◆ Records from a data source
● ● ● ● ● ● ●

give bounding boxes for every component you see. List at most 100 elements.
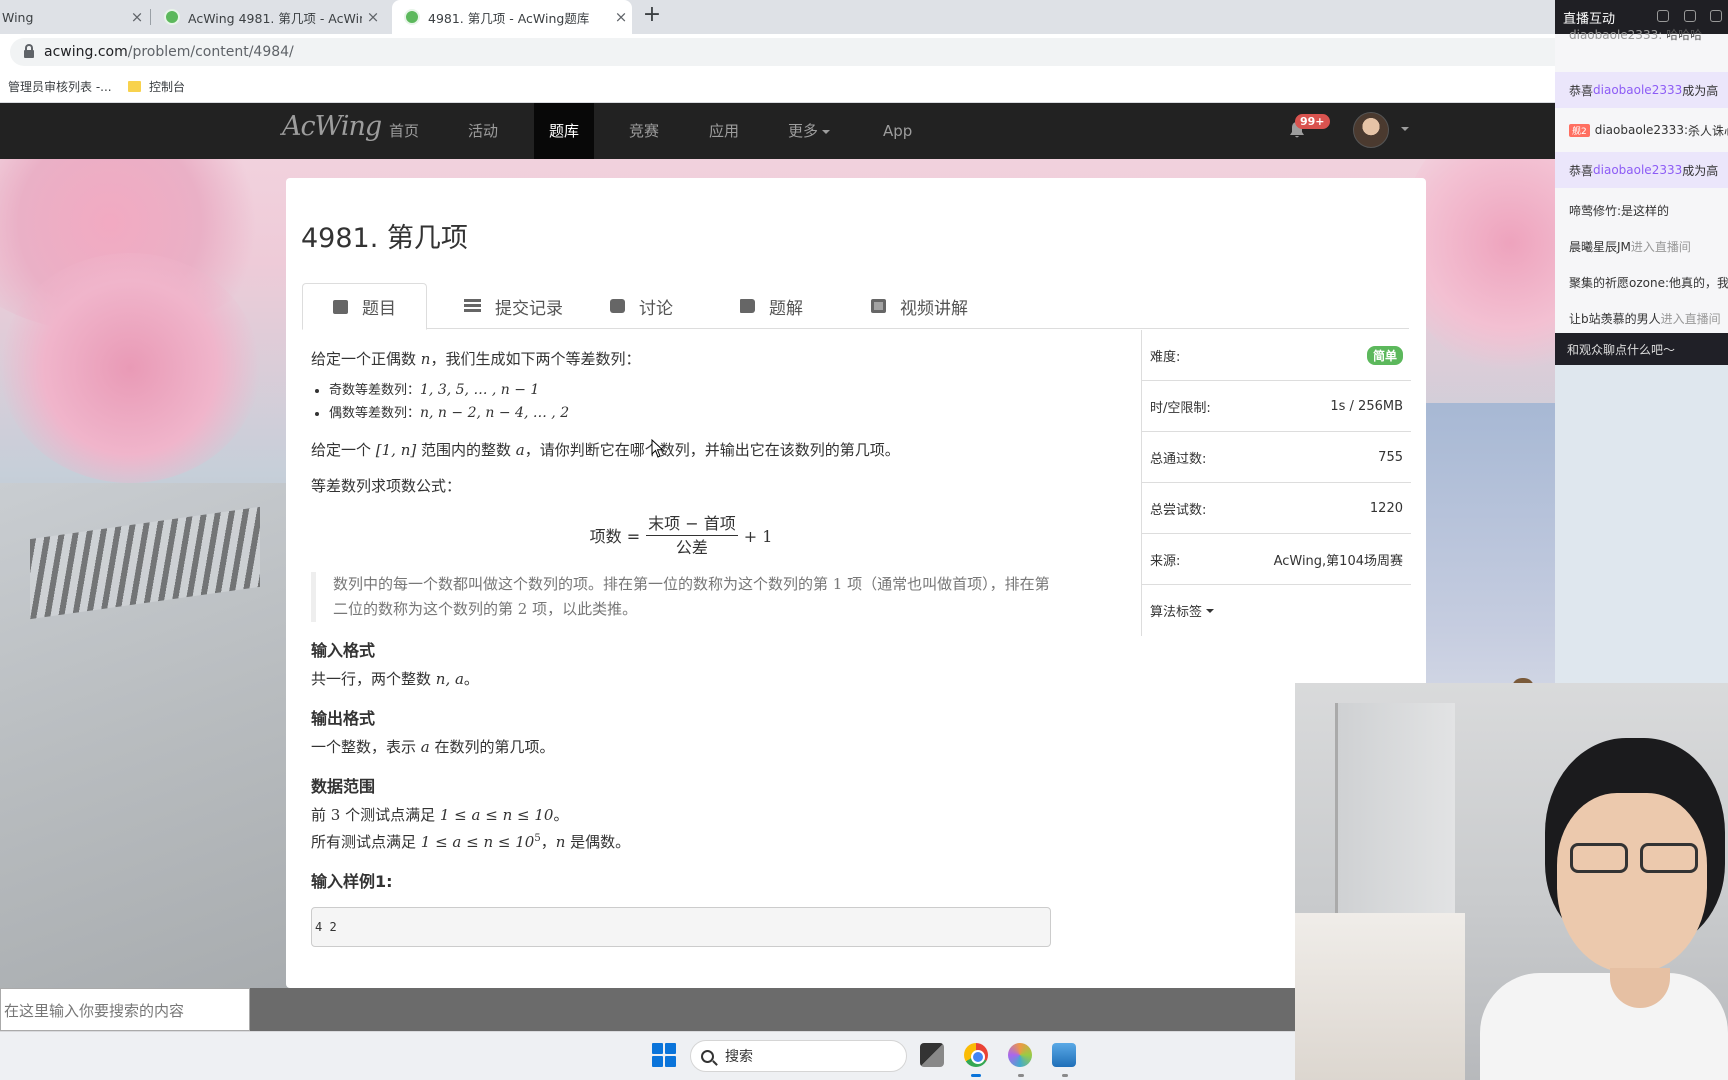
film-icon xyxy=(871,299,886,313)
app-window-icon[interactable] xyxy=(1052,1043,1076,1067)
avatar-caret-icon[interactable] xyxy=(1401,127,1409,131)
text: 在数列的第几项。 xyxy=(429,738,555,756)
user-avatar[interactable] xyxy=(1353,112,1389,148)
acwing-logo[interactable]: AcWing xyxy=(282,111,382,142)
tab-solutions[interactable]: 题解 xyxy=(710,283,833,329)
text: 给定一个正偶数 xyxy=(311,350,421,368)
nav-contest[interactable]: 竞赛 xyxy=(614,103,674,159)
chat-user: diaobaole2333: xyxy=(1569,28,1663,42)
nav-activity[interactable]: 活动 xyxy=(453,103,513,159)
text: 奇数等差数列： xyxy=(329,383,421,398)
taskbar-search-label: 搜索 xyxy=(725,1049,753,1065)
math-2: 2 xyxy=(517,600,528,618)
math-odd-seq: 1, 3, 5, … , n − 1 xyxy=(420,382,540,398)
tab-description[interactable]: 题目 xyxy=(302,283,427,330)
info-value: 755 xyxy=(1378,449,1403,465)
math-range-1: 1 ≤ a ≤ n ≤ 10 xyxy=(439,806,554,824)
tab-video[interactable]: 视频讲解 xyxy=(841,283,998,329)
math-3: 3 xyxy=(330,806,341,824)
browser-tab-2[interactable]: AcWing 4981. 第几项 - AcWing × xyxy=(152,0,384,34)
close-tab-icon[interactable]: × xyxy=(362,8,384,26)
math-1: 1 xyxy=(832,575,843,593)
nav-problems[interactable]: 题库 xyxy=(534,103,595,159)
chat-level-badge: 舰2 xyxy=(1569,123,1590,137)
browser-tab-3-active[interactable]: 4981. 第几项 - AcWing题库 × xyxy=(392,0,632,34)
nav-app[interactable]: App xyxy=(868,103,927,159)
chat-user: 晨曦星辰JM xyxy=(1569,239,1631,254)
acwing-favicon-icon xyxy=(404,9,420,25)
info-label: 算法标签 xyxy=(1150,605,1203,620)
math-a: a xyxy=(515,441,525,459)
sample-input-block[interactable]: 4 2 xyxy=(311,907,1051,947)
chat-user: diaobaole2333 xyxy=(1593,163,1683,177)
chat-user: 聚集的祈愿ozone: xyxy=(1569,275,1670,290)
math-even-seq: n, n − 2, n − 4, … , 2 xyxy=(420,405,570,421)
task-view-icon[interactable] xyxy=(920,1043,944,1067)
chat-prefix: 恭喜 xyxy=(1569,83,1594,98)
math-n: n xyxy=(420,350,431,368)
taskbar-search[interactable]: 搜索 xyxy=(690,1040,907,1072)
search-icon xyxy=(701,1049,714,1063)
algorithm-tags-toggle[interactable]: 算法标签 xyxy=(1142,585,1411,636)
tab-title: 4981. 第几项 - AcWing题库 xyxy=(428,10,590,26)
tab-label: 视频讲解 xyxy=(900,298,968,319)
tab-label: 讨论 xyxy=(639,298,673,319)
text: 前 xyxy=(311,806,331,824)
close-tab-icon[interactable]: × xyxy=(610,8,632,26)
bookmark-admin-review[interactable]: 管理员审核列表 -... xyxy=(8,70,112,103)
text: 个测试点满足 xyxy=(340,806,440,824)
chat-user: 啼莺修竹: xyxy=(1569,203,1622,218)
chrome-icon[interactable] xyxy=(964,1043,988,1067)
formula-intro: 等差数列求项数公式： xyxy=(311,477,462,495)
lock-icon[interactable] xyxy=(1710,10,1722,22)
windows-start-icon[interactable] xyxy=(652,1043,676,1067)
input-format-text: 共一行，两个整数 n, a。 xyxy=(311,668,1051,690)
info-value: 1220 xyxy=(1369,500,1403,516)
info-value[interactable]: AcWing,第104场周赛 xyxy=(1274,550,1403,569)
text: ， xyxy=(540,833,556,851)
close-tab-icon[interactable]: × xyxy=(126,8,148,26)
info-tried: 总尝试数: 1220 xyxy=(1142,483,1411,534)
info-source: 来源: AcWing,第104场周赛 xyxy=(1142,534,1411,585)
live-chat-title: 直播互动 xyxy=(1563,11,1616,27)
tab-submissions[interactable]: 提交记录 xyxy=(434,283,593,329)
list-icon xyxy=(464,299,481,313)
output-format-text: 一个整数，表示 a 在数列的第几项。 xyxy=(311,736,1051,758)
note-blockquote: 数列中的每一个数都叫做这个数列的项。排在第一位的数称为这个数列的第 1 项（通常… xyxy=(311,572,1051,622)
address-bar[interactable]: acwing.com/problem/content/4984/ xyxy=(10,38,1555,66)
comment-icon xyxy=(610,299,625,313)
list-item: 奇数等差数列：1, 3, 5, … , n − 1 xyxy=(329,379,1051,402)
math-n: n xyxy=(555,833,566,851)
page-title: 4981. 第几项 xyxy=(301,223,468,254)
text: 给定一个 xyxy=(311,441,376,459)
info-value: 1s / 256MB xyxy=(1330,398,1403,414)
text: 项，以此类推。 xyxy=(527,600,638,618)
chat-message: 啼莺修竹: 是这样的 xyxy=(1555,192,1728,228)
nav-more[interactable]: 更多 xyxy=(773,103,845,159)
url-path: /problem/content/4984/ xyxy=(127,44,294,60)
text: 。 xyxy=(463,670,479,688)
difficulty-badge: 简单 xyxy=(1366,345,1403,365)
settings-icon[interactable] xyxy=(1684,10,1696,22)
info-label: 总尝试数: xyxy=(1150,502,1207,518)
tab-title: AcWing 4981. 第几项 - AcWing xyxy=(188,10,362,26)
bookmarks-bar: 管理员审核列表 -... 控制台 xyxy=(0,70,1555,103)
new-tab-button[interactable]: + xyxy=(640,4,664,28)
tab-discussion[interactable]: 讨论 xyxy=(580,283,703,329)
task-paragraph: 给定一个 [1, n] 范围内的整数 a，请你判断它在哪个数列，并输出它在该数列… xyxy=(311,439,1051,461)
url-host: acwing.com xyxy=(44,44,128,60)
tab-label: 题目 xyxy=(362,299,396,319)
photos-app-icon[interactable] xyxy=(1008,1043,1032,1067)
live-chat-input[interactable]: 和观众聊点什么吧～ xyxy=(1555,333,1728,365)
chat-text: 成为高 xyxy=(1682,163,1719,178)
browser-tab-1[interactable]: Wing × xyxy=(0,0,148,34)
bookmark-console[interactable]: 控制台 xyxy=(128,70,185,103)
chat-text: 哈哈哈 xyxy=(1662,28,1703,42)
popout-icon[interactable] xyxy=(1657,10,1669,22)
bottom-search-input[interactable]: 在这里输入你要搜索的内容 xyxy=(0,988,250,1031)
text: 共一行，两个整数 xyxy=(311,670,436,688)
math-range-2: 1 ≤ a ≤ n ≤ 10 xyxy=(420,833,535,851)
nav-home[interactable]: 首页 xyxy=(374,103,434,159)
nav-apps[interactable]: 应用 xyxy=(694,103,754,159)
chat-text: 他真的，我 xyxy=(1669,275,1728,290)
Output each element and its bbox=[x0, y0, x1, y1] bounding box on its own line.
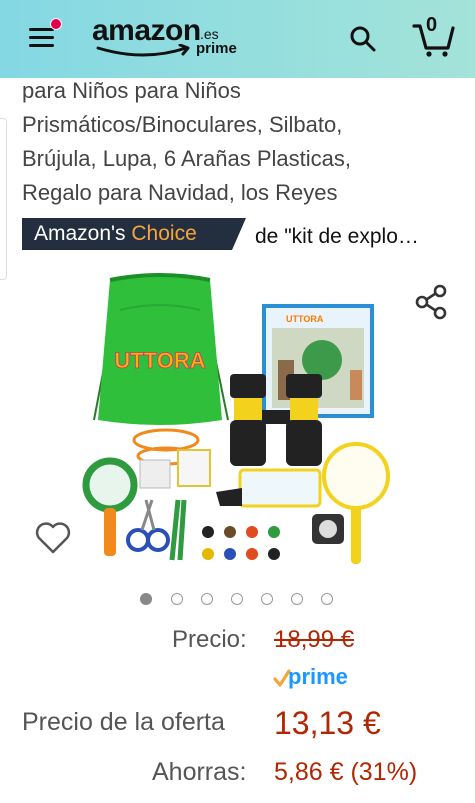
badge-label: Amazon's Choice bbox=[34, 222, 197, 245]
cart-button[interactable]: 0 bbox=[410, 14, 458, 58]
cart-count: 0 bbox=[426, 14, 438, 36]
plastic-spiders bbox=[202, 526, 280, 560]
carousel-dot[interactable] bbox=[171, 593, 183, 605]
prime-badge: prime bbox=[272, 664, 354, 690]
amazons-choice-badge[interactable]: Amazon's Choice bbox=[22, 218, 246, 250]
product-title-line: Regalo para Navidad, los Reyes bbox=[22, 180, 338, 205]
carousel-dot[interactable] bbox=[321, 593, 333, 605]
menu-button[interactable] bbox=[26, 18, 62, 52]
logo-prime: prime bbox=[196, 40, 237, 57]
search-icon[interactable] bbox=[348, 24, 378, 54]
list-price: 18,99 € bbox=[274, 626, 355, 653]
notification-dot bbox=[50, 18, 62, 30]
bug-net bbox=[322, 442, 390, 564]
drawstring-bag: UTTORA bbox=[93, 273, 229, 425]
bag-brand: UTTORA bbox=[114, 348, 205, 373]
price-label: Precio: bbox=[172, 626, 247, 653]
top-header: amazon .es prime 0 bbox=[0, 0, 475, 78]
logo-word: amazon bbox=[92, 14, 201, 47]
savings-value: 5,86 € (31%) bbox=[274, 758, 418, 786]
product-title: para Niños para Niños Prismáticos/Binocu… bbox=[22, 74, 462, 210]
offer-price: 13,13 € bbox=[274, 705, 381, 741]
offer-price-label: Precio de la oferta bbox=[22, 708, 225, 736]
product-image[interactable]: UTTORA UTTORA bbox=[80, 270, 396, 574]
carousel-dot[interactable] bbox=[231, 593, 243, 605]
product-title-line: para Niños para Niños bbox=[22, 78, 241, 103]
product-title-line: Brújula, Lupa, 6 Arañas Plasticas, bbox=[22, 146, 351, 171]
share-icon[interactable] bbox=[414, 284, 450, 320]
side-drawer-handle[interactable] bbox=[0, 118, 7, 280]
product-title-line: Prismáticos/Binoculares, Silbato, bbox=[22, 112, 343, 137]
prime-text: prime bbox=[288, 664, 348, 689]
savings-label: Ahorras: bbox=[152, 758, 247, 786]
carousel-dot[interactable] bbox=[291, 593, 303, 605]
carousel-dot[interactable] bbox=[201, 593, 213, 605]
box-brand: UTTORA bbox=[286, 314, 324, 324]
carousel-dot[interactable] bbox=[140, 593, 152, 605]
badge-query-text[interactable]: de "kit de explo… bbox=[255, 225, 455, 249]
logo-smile-icon bbox=[96, 44, 190, 57]
amazon-logo[interactable]: amazon .es prime bbox=[92, 14, 237, 64]
carousel-dot[interactable] bbox=[261, 593, 273, 605]
heart-icon[interactable] bbox=[34, 520, 72, 556]
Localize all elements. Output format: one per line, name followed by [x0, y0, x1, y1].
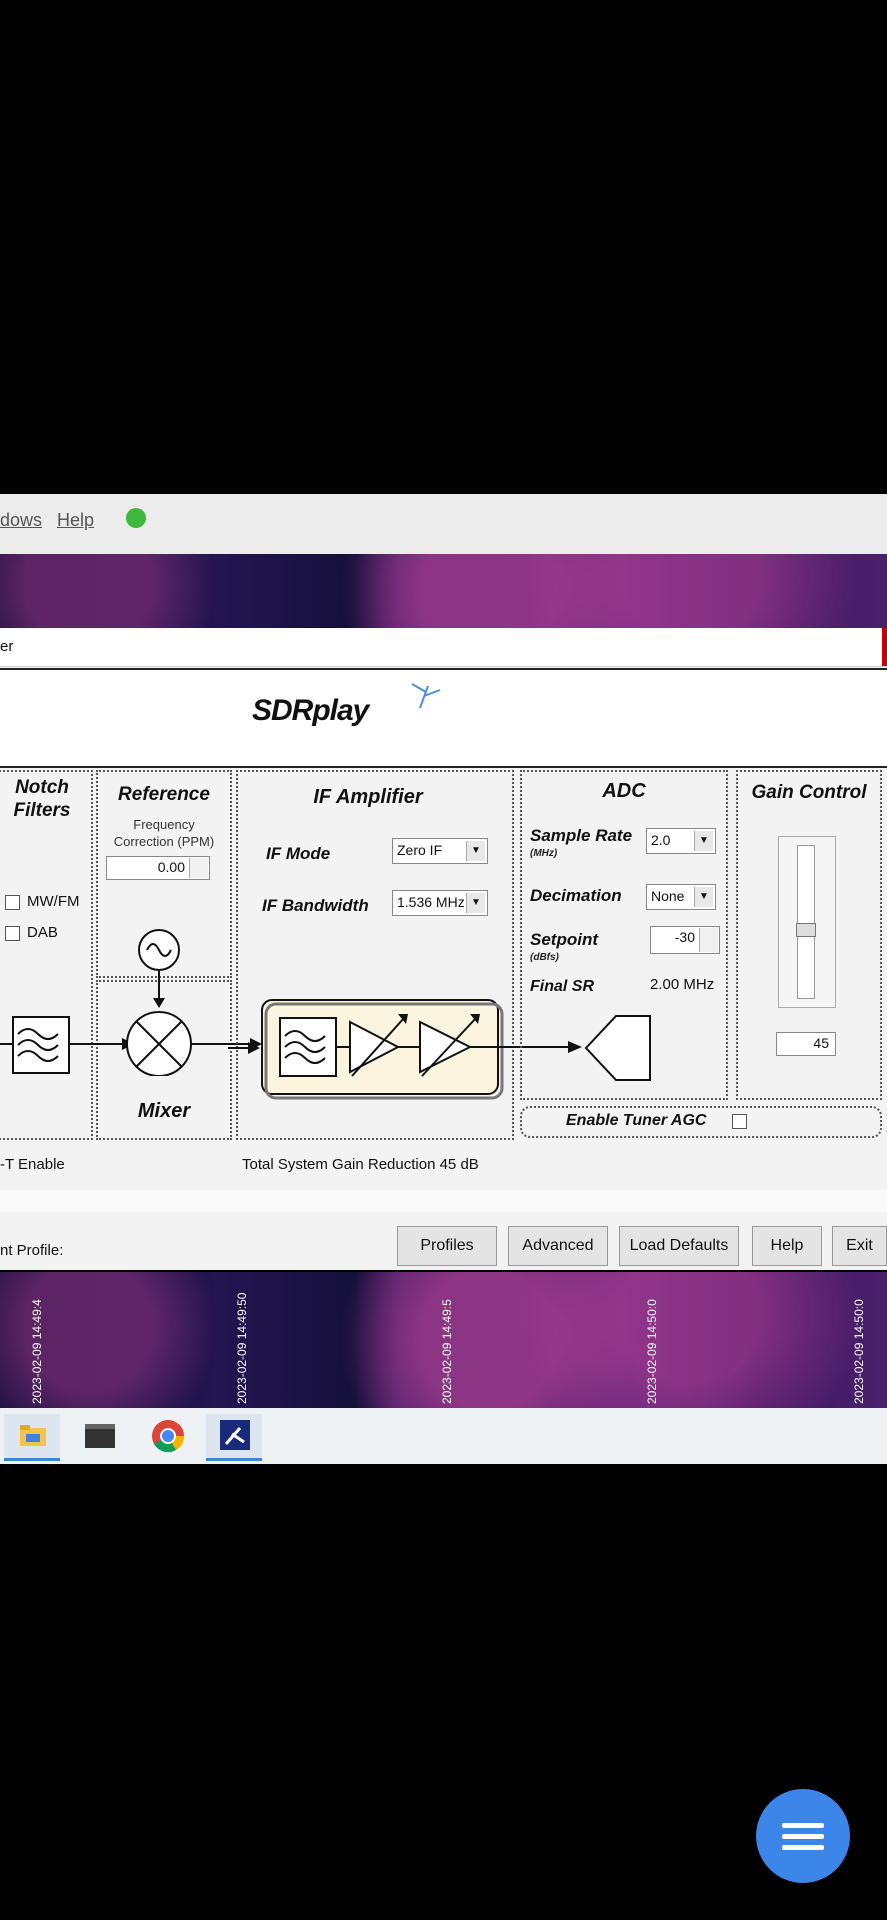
mwfm-label: MW/FM: [27, 893, 80, 910]
reference-title: Reference: [118, 784, 210, 805]
notch-panel: [0, 770, 93, 1140]
antenna-logo-icon: [411, 683, 441, 709]
menu-help[interactable]: Help: [57, 510, 94, 531]
profiles-button[interactable]: Profiles: [397, 1226, 497, 1266]
close-icon[interactable]: [882, 628, 887, 666]
if-bandwidth-select[interactable]: 1.536 MHz ▼: [392, 890, 488, 916]
setpoint-spinbox[interactable]: -30: [650, 926, 720, 954]
freq-correction-label: Frequency Correction (PPM): [96, 816, 232, 850]
notch-title-2: Filters: [13, 800, 71, 821]
exit-button[interactable]: Exit: [832, 1226, 887, 1266]
if-mode-select[interactable]: Zero IF ▼: [392, 838, 488, 864]
if-bandwidth-label: IF Bandwidth: [262, 896, 369, 915]
menu-windows[interactable]: dows: [0, 510, 42, 531]
timestamp-3: 2023-02-09 14:49:5: [440, 1299, 454, 1404]
setpoint-unit: (dBfs): [530, 952, 559, 963]
agc-checkbox[interactable]: [732, 1114, 747, 1129]
chevron-down-icon[interactable]: ▼: [694, 831, 713, 851]
biast-enable-label: -T Enable: [0, 1156, 65, 1173]
notch-title-1: Notch: [15, 777, 69, 798]
if-mode-label: IF Mode: [266, 844, 331, 863]
menu-fab-button[interactable]: [756, 1789, 850, 1883]
freq-correction-line1: Frequency: [133, 817, 195, 832]
flow-arrow-icon: [228, 1042, 260, 1054]
agc-label: Enable Tuner AGC: [566, 1112, 707, 1129]
ppm-value: 0.00: [157, 859, 185, 875]
waterfall-top: [0, 554, 887, 628]
adc-icon: [584, 1015, 651, 1081]
load-defaults-button[interactable]: Load Defaults: [619, 1226, 739, 1266]
dab-label: DAB: [27, 924, 58, 941]
chevron-down-icon[interactable]: ▼: [694, 887, 713, 907]
timestamp-1: 2023-02-09 14:49:4: [30, 1299, 44, 1404]
chrome-icon[interactable]: [140, 1414, 196, 1458]
decimation-select[interactable]: None ▼: [646, 884, 716, 910]
gain-title: Gain Control: [751, 782, 867, 803]
total-gain-reduction: Total System Gain Reduction 45 dB: [242, 1156, 479, 1173]
rsp-control-dialog: er SDRplay Notch Filters MW/FM DAB Refer…: [0, 628, 887, 1270]
taskbar: [0, 1408, 887, 1464]
if-bandwidth-value: 1.536 MHz: [397, 894, 465, 910]
notch-filter-icon: [0, 1016, 88, 1074]
if-mode-value: Zero IF: [397, 842, 443, 858]
gain-value-box[interactable]: 45: [776, 1032, 836, 1056]
gain-slider-frame: [778, 836, 836, 1008]
menu-bar: dows Help: [0, 494, 887, 554]
dialog-title: er: [0, 638, 14, 655]
final-sr-label: Final SR: [530, 978, 595, 995]
help-button[interactable]: Help: [752, 1226, 822, 1266]
sdr-app-icon[interactable]: [206, 1414, 262, 1461]
file-explorer-icon[interactable]: [4, 1414, 60, 1461]
app-status-icon[interactable]: [126, 508, 146, 528]
hamburger-menu-icon: [782, 1823, 824, 1850]
dialog-titlebar: er: [0, 628, 887, 667]
chevron-down-icon[interactable]: ▼: [466, 893, 485, 913]
decimation-label: Decimation: [530, 886, 622, 905]
final-sr-value: 2.00 MHz: [650, 976, 715, 993]
logo-bar: SDRplay: [0, 668, 887, 768]
sdrplay-logo: SDRplay: [252, 694, 369, 727]
sample-rate-label: Sample Rate: [530, 826, 633, 845]
ppm-spin-buttons[interactable]: [189, 858, 208, 878]
adc-title: ADC: [602, 780, 646, 802]
setpoint-label: Setpoint: [530, 930, 598, 949]
terminal-icon[interactable]: [72, 1414, 128, 1458]
sample-rate-value: 2.0: [651, 832, 671, 848]
gain-slider-track[interactable]: [796, 845, 816, 999]
setpoint-value: -30: [674, 929, 695, 945]
timestamp-4: 2023-02-09 14:50:0: [645, 1299, 659, 1404]
mixer-title: Mixer: [137, 1100, 191, 1122]
timestamp-2: 2023-02-09 14:49:50: [235, 1292, 249, 1404]
timestamp-5: 2023-02-09 14:50:0: [852, 1299, 866, 1404]
if-amplifier-title: IF Amplifier: [313, 786, 423, 808]
dab-checkbox[interactable]: [5, 926, 20, 941]
mwfm-checkbox[interactable]: [5, 895, 20, 910]
advanced-button[interactable]: Advanced: [508, 1226, 608, 1266]
freq-correction-line2: Correction (PPM): [113, 834, 215, 849]
dialog-separator: [0, 1190, 887, 1212]
sample-rate-unit: (MHz): [530, 848, 558, 859]
ppm-spinbox[interactable]: 0.00: [106, 856, 210, 880]
decimation-value: None: [651, 888, 685, 904]
gain-slider-thumb[interactable]: [796, 923, 816, 937]
gain-value: 45: [813, 1035, 829, 1051]
notch-title: Notch Filters: [0, 776, 84, 822]
chevron-down-icon[interactable]: ▼: [466, 841, 485, 861]
setpoint-spin-buttons[interactable]: [699, 928, 718, 952]
sample-rate-select[interactable]: 2.0 ▼: [646, 828, 716, 854]
profile-label: nt Profile:: [0, 1242, 64, 1259]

● ● ● ● ● ● ●

◆ WORK TO BE COMPLETED
Retype the lines from the one containing "mwfm-label: MW/FM: [27, 893, 80, 910]" through the one containing "ppm-value: 0.00: [157, 859, 185, 875]", both included, without any changes.

◆ RIGHT ANSWER
mwfm-label: MW/FM: [27, 893, 80, 910]
reference-title: Reference: [118, 784, 210, 805]
notch-panel: [0, 770, 93, 1140]
antenna-logo-icon: [411, 683, 441, 709]
menu-help[interactable]: Help: [57, 510, 94, 531]
profiles-button[interactable]: Profiles: [397, 1226, 497, 1266]
close-icon[interactable]: [882, 628, 887, 666]
if-bandwidth-select[interactable]: 1.536 MHz ▼: [392, 890, 488, 916]
setpoint-spinbox[interactable]: -30: [650, 926, 720, 954]
freq-correction-label: Frequency Correction (PPM): [96, 816, 232, 850]
notch-title-2: Filters: [13, 800, 71, 821]
exit-button[interactable]: Exit: [832, 1226, 887, 1266]
if-mode-select[interactable]: Zero IF ▼: [392, 838, 488, 864]
if-bandwidth-label: IF Bandwidth: [262, 896, 369, 915]
menu-windows[interactable]: dows: [0, 510, 42, 531]
timestamp-3: 2023-02-09 14:49:5: [440, 1299, 454, 1404]
setpoint-unit: (dBfs): [530, 952, 559, 963]
agc-checkbox[interactable]: [732, 1114, 747, 1129]
chevron-down-icon[interactable]: ▼: [694, 831, 713, 851]
biast-enable-label: -T Enable: [0, 1156, 65, 1173]
notch-title-1: Notch: [15, 777, 69, 798]
if-mode-label: IF Mode: [266, 844, 331, 863]
menu-fab-button[interactable]: [756, 1789, 850, 1883]
freq-correction-line1: Frequency: [133, 817, 195, 832]
flow-arrow-icon: [228, 1042, 260, 1054]
agc-label: Enable Tuner AGC: [566, 1112, 707, 1129]
ppm-value: 0.00: [157, 859, 185, 875]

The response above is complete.